→ THE EXERCISE
Look in the material below for the line with "Read the values" and the line with "What's the underlying", then set down exactly those two lines and all lines between, nothing more.

→ INPUT MATERIAL
┌──

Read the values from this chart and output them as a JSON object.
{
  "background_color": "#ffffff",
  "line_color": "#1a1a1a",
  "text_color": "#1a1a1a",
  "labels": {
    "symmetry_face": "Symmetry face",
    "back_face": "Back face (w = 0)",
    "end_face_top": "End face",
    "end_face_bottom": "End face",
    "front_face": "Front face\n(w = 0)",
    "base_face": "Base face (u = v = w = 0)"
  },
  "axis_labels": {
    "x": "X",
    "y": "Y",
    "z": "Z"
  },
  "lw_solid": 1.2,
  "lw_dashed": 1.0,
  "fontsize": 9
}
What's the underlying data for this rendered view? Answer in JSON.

└──
┌──

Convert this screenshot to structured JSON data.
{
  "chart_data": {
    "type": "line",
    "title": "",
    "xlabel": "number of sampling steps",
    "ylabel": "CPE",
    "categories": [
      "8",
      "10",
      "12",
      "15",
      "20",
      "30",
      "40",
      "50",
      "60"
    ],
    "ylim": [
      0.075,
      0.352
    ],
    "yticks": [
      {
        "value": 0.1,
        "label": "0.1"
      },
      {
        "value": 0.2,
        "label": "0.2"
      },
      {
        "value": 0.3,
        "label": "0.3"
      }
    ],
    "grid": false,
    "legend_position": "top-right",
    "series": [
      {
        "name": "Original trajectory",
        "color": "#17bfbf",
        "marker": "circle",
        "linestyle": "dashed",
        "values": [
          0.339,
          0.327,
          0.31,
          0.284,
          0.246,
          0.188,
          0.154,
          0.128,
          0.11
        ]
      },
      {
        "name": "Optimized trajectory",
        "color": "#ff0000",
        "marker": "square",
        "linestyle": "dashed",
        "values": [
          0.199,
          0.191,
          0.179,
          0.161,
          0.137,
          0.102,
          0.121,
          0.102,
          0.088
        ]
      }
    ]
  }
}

└──

→ SOLUTION FOR THIS TASK
Read the values from this chart and output them as a JSON object.
{
  "background_color": "#ffffff",
  "line_color": "#1a1a1a",
  "text_color": "#1a1a1a",
  "labels": {
    "symmetry_face": "Symmetry face",
    "back_face": "Back face (w = 0)",
    "end_face_top": "End face",
    "end_face_bottom": "End face",
    "front_face": "Front face\n(w = 0)",
    "base_face": "Base face (u = v = w = 0)"
  },
  "axis_labels": {
    "x": "X",
    "y": "Y",
    "z": "Z"
  },
  "lw_solid": 1.2,
  "lw_dashed": 1.0,
  "fontsize": 9
}
What's the underlying data for this rendered view? Answer in JSON.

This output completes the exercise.